Copy out each line exactly as it appears.

(Recorded data)
[start]
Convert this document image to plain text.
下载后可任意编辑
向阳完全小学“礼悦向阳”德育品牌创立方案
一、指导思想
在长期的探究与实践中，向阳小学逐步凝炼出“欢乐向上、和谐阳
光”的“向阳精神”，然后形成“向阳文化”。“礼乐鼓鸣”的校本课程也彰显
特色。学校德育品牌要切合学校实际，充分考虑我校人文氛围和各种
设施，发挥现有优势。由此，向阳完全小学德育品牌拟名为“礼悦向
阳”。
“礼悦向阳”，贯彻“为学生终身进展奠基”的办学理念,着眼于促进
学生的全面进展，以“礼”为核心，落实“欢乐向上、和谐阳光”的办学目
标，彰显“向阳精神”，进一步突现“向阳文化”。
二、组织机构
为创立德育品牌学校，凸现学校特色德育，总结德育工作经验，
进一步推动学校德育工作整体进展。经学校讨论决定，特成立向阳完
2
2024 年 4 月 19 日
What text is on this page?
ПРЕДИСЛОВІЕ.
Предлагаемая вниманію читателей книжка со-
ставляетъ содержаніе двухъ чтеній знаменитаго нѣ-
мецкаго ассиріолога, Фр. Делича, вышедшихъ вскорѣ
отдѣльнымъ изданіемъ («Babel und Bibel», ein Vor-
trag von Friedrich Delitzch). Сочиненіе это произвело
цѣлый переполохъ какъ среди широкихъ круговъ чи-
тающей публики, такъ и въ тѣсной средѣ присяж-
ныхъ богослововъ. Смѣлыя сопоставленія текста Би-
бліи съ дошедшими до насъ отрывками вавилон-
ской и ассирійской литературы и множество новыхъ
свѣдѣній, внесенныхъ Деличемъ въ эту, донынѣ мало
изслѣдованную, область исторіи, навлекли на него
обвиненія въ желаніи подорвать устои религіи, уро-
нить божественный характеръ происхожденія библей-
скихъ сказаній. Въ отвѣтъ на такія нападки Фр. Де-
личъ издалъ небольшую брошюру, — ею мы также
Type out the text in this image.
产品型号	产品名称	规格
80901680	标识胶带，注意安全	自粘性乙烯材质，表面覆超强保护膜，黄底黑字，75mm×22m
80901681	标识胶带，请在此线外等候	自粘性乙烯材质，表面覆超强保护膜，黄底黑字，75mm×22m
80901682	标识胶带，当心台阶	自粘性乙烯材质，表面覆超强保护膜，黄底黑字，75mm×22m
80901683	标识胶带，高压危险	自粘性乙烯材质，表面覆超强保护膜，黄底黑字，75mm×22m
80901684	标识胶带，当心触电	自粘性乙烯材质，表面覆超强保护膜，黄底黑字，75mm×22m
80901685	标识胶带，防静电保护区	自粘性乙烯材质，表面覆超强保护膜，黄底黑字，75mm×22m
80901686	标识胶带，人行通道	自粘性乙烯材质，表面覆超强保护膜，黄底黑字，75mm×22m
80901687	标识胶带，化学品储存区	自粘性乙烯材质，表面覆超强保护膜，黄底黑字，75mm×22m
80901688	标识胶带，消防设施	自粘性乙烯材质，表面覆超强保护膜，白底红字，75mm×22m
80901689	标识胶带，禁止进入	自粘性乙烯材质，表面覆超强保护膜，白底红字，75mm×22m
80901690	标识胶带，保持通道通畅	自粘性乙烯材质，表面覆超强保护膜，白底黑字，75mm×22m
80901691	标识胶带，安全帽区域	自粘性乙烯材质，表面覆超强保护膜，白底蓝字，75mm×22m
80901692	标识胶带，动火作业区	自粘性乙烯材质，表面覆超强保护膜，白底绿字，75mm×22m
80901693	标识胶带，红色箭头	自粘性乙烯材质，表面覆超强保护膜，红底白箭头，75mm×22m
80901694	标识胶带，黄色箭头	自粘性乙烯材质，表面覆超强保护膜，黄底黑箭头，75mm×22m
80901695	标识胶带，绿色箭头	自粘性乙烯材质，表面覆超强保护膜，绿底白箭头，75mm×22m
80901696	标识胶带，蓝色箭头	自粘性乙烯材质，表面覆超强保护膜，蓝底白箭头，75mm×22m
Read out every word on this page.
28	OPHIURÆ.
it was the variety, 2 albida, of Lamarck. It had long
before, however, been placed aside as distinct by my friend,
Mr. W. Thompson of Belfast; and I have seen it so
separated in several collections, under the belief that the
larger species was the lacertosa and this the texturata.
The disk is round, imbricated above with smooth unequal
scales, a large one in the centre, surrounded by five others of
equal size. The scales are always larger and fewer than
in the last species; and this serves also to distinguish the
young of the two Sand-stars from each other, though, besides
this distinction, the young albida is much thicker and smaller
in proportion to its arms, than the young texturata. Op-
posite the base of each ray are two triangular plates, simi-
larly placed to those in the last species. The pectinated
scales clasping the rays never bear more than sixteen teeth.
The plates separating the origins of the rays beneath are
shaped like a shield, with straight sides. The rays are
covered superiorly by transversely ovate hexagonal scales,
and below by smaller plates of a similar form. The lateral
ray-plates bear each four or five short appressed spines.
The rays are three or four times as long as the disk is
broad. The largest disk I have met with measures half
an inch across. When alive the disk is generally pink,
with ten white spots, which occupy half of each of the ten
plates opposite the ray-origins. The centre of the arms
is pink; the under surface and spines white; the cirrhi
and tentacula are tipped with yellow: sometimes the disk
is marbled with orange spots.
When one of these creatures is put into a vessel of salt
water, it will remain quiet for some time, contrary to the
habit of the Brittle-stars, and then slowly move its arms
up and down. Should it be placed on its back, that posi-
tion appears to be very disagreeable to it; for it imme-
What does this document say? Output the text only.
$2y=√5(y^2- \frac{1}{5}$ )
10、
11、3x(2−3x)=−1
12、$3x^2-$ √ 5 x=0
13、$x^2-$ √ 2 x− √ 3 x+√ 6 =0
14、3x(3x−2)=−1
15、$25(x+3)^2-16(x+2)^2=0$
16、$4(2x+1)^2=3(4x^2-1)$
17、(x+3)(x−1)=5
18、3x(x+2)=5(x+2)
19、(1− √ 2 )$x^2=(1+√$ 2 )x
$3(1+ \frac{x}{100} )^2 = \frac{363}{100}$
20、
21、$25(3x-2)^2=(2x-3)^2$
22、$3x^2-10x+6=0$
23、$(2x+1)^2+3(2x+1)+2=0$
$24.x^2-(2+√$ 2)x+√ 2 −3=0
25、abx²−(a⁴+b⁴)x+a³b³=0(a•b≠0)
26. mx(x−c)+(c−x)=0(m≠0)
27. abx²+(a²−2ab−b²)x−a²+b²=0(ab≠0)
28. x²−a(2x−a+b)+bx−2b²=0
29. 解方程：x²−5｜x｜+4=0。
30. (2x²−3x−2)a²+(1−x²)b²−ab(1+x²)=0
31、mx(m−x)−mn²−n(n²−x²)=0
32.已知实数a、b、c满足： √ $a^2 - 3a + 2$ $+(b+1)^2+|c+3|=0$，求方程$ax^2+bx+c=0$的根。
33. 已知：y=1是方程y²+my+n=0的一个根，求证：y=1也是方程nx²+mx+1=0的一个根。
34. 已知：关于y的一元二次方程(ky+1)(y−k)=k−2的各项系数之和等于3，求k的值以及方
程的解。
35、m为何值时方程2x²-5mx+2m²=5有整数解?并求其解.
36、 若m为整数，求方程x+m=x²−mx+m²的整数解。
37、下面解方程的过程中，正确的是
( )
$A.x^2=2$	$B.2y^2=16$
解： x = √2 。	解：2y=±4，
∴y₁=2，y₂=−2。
[end]
■ Written solution ■
Convert this document image to plain text.
下载后可任意编辑
向阳完全小学“礼悦向阳”德育品牌创立方案
一、指导思想
在长期的探究与实践中，向阳小学逐步凝炼出“欢乐向上、和谐阳
光”的“向阳精神”，然后形成“向阳文化”。“礼乐鼓鸣”的校本课程也彰显
特色。学校德育品牌要切合学校实际，充分考虑我校人文氛围和各种
设施，发挥现有优势。由此，向阳完全小学德育品牌拟名为“礼悦向
阳”。
“礼悦向阳”，贯彻“为学生终身进展奠基”的办学理念,着眼于促进
学生的全面进展，以“礼”为核心，落实“欢乐向上、和谐阳光”的办学目
标，彰显“向阳精神”，进一步突现“向阳文化”。
二、组织机构
为创立德育品牌学校，凸现学校特色德育，总结德育工作经验，
进一步推动学校德育工作整体进展。经学校讨论决定，特成立向阳完
2
2024 年 4 月 19 日
What text is on this page?
ПРЕДИСЛОВІЕ.
Предлагаемая вниманію читателей книжка со-
ставляетъ содержаніе двухъ чтеній знаменитаго нѣ-
мецкаго ассиріолога, Фр. Делича, вышедшихъ вскорѣ
отдѣльнымъ изданіемъ («Babel und Bibel», ein Vor-
trag von Friedrich Delitzch). Сочиненіе это произвело
цѣлый переполохъ какъ среди широкихъ круговъ чи-
тающей публики, такъ и въ тѣсной средѣ присяж-
ныхъ богослововъ. Смѣлыя сопоставленія текста Би-
бліи съ дошедшими до насъ отрывками вавилон-
ской и ассирійской литературы и множество новыхъ
свѣдѣній, внесенныхъ Деличемъ въ эту, донынѣ мало
изслѣдованную, область исторіи, навлекли на него
обвиненія въ желаніи подорвать устои религіи, уро-
нить божественный характеръ происхожденія библей-
скихъ сказаній. Въ отвѣтъ на такія нападки Фр. Де-
личъ издалъ небольшую брошюру, — ею мы также
Type out the text in this image.
产品型号	产品名称	规格
80901680	标识胶带，注意安全	自粘性乙烯材质，表面覆超强保护膜，黄底黑字，75mm×22m
80901681	标识胶带，请在此线外等候	自粘性乙烯材质，表面覆超强保护膜，黄底黑字，75mm×22m
80901682	标识胶带，当心台阶	自粘性乙烯材质，表面覆超强保护膜，黄底黑字，75mm×22m
80901683	标识胶带，高压危险	自粘性乙烯材质，表面覆超强保护膜，黄底黑字，75mm×22m
80901684	标识胶带，当心触电	自粘性乙烯材质，表面覆超强保护膜，黄底黑字，75mm×22m
80901685	标识胶带，防静电保护区	自粘性乙烯材质，表面覆超强保护膜，黄底黑字，75mm×22m
80901686	标识胶带，人行通道	自粘性乙烯材质，表面覆超强保护膜，黄底黑字，75mm×22m
80901687	标识胶带，化学品储存区	自粘性乙烯材质，表面覆超强保护膜，黄底黑字，75mm×22m
80901688	标识胶带，消防设施	自粘性乙烯材质，表面覆超强保护膜，白底红字，75mm×22m
80901689	标识胶带，禁止进入	自粘性乙烯材质，表面覆超强保护膜，白底红字，75mm×22m
80901690	标识胶带，保持通道通畅	自粘性乙烯材质，表面覆超强保护膜，白底黑字，75mm×22m
80901691	标识胶带，安全帽区域	自粘性乙烯材质，表面覆超强保护膜，白底蓝字，75mm×22m
80901692	标识胶带，动火作业区	自粘性乙烯材质，表面覆超强保护膜，白底绿字，75mm×22m
80901693	标识胶带，红色箭头	自粘性乙烯材质，表面覆超强保护膜，红底白箭头，75mm×22m
80901694	标识胶带，黄色箭头	自粘性乙烯材质，表面覆超强保护膜，黄底黑箭头，75mm×22m
80901695	标识胶带，绿色箭头	自粘性乙烯材质，表面覆超强保护膜，绿底白箭头，75mm×22m
80901696	标识胶带，蓝色箭头	自粘性乙烯材质，表面覆超强保护膜，蓝底白箭头，75mm×22m
Read out every word on this page.
28	OPHIURÆ.
it was the variety, 2 albida, of Lamarck. It had long
before, however, been placed aside as distinct by my friend,
Mr. W. Thompson of Belfast; and I have seen it so
separated in several collections, under the belief that the
larger species was the lacertosa and this the texturata.
The disk is round, imbricated above with smooth unequal
scales, a large one in the centre, surrounded by five others of
equal size. The scales are always larger and fewer than
in the last species; and this serves also to distinguish the
young of the two Sand-stars from each other, though, besides
this distinction, the young albida is much thicker and smaller
in proportion to its arms, than the young texturata. Op-
posite the base of each ray are two triangular plates, simi-
larly placed to those in the last species. The pectinated
scales clasping the rays never bear more than sixteen teeth.
The plates separating the origins of the rays beneath are
shaped like a shield, with straight sides. The rays are
covered superiorly by transversely ovate hexagonal scales,
and below by smaller plates of a similar form. The lateral
ray-plates bear each four or five short appressed spines.
The rays are three or four times as long as the disk is
broad. The largest disk I have met with measures half
an inch across. When alive the disk is generally pink,
with ten white spots, which occupy half of each of the ten
plates opposite the ray-origins. The centre of the arms
is pink; the under surface and spines white; the cirrhi
and tentacula are tipped with yellow: sometimes the disk
is marbled with orange spots.
When one of these creatures is put into a vessel of salt
water, it will remain quiet for some time, contrary to the
habit of the Brittle-stars, and then slowly move its arms
up and down. Should it be placed on its back, that posi-
tion appears to be very disagreeable to it; for it imme-
What does this document say? Output the text only.
$2y=√5(y^2- \frac{1}{5}$ )
10、
11、3x(2−3x)=−1
12、$3x^2-$ √ 5 x=0
13、$x^2-$ √ 2 x− √ 3 x+√ 6 =0
14、3x(3x−2)=−1
15、$25(x+3)^2-16(x+2)^2=0$
16、$4(2x+1)^2=3(4x^2-1)$
17、(x+3)(x−1)=5
18、3x(x+2)=5(x+2)
19、(1− √ 2 )$x^2=(1+√$ 2 )x
$3(1+ \frac{x}{100} )^2 = \frac{363}{100}$
20、
21、$25(3x-2)^2=(2x-3)^2$
22、$3x^2-10x+6=0$
23、$(2x+1)^2+3(2x+1)+2=0$
$24.x^2-(2+√$ 2)x+√ 2 −3=0
25、abx²−(a⁴+b⁴)x+a³b³=0(a•b≠0)
26. mx(x−c)+(c−x)=0(m≠0)
27. abx²+(a²−2ab−b²)x−a²+b²=0(ab≠0)
28. x²−a(2x−a+b)+bx−2b²=0
29. 解方程：x²−5｜x｜+4=0。
30. (2x²−3x−2)a²+(1−x²)b²−ab(1+x²)=0
31、mx(m−x)−mn²−n(n²−x²)=0
32.已知实数a、b、c满足： √ $a^2 - 3a + 2$ $+(b+1)^2+|c+3|=0$，求方程$ax^2+bx+c=0$的根。
33. 已知：y=1是方程y²+my+n=0的一个根，求证：y=1也是方程nx²+mx+1=0的一个根。
34. 已知：关于y的一元二次方程(ky+1)(y−k)=k−2的各项系数之和等于3，求k的值以及方
程的解。
35、m为何值时方程2x²-5mx+2m²=5有整数解?并求其解.
36、 若m为整数，求方程x+m=x²−mx+m²的整数解。
37、下面解方程的过程中，正确的是
( )
$A.x^2=2$	$B.2y^2=16$
解： x = √2 。	解：2y=±4，
∴y₁=2，y₂=−2。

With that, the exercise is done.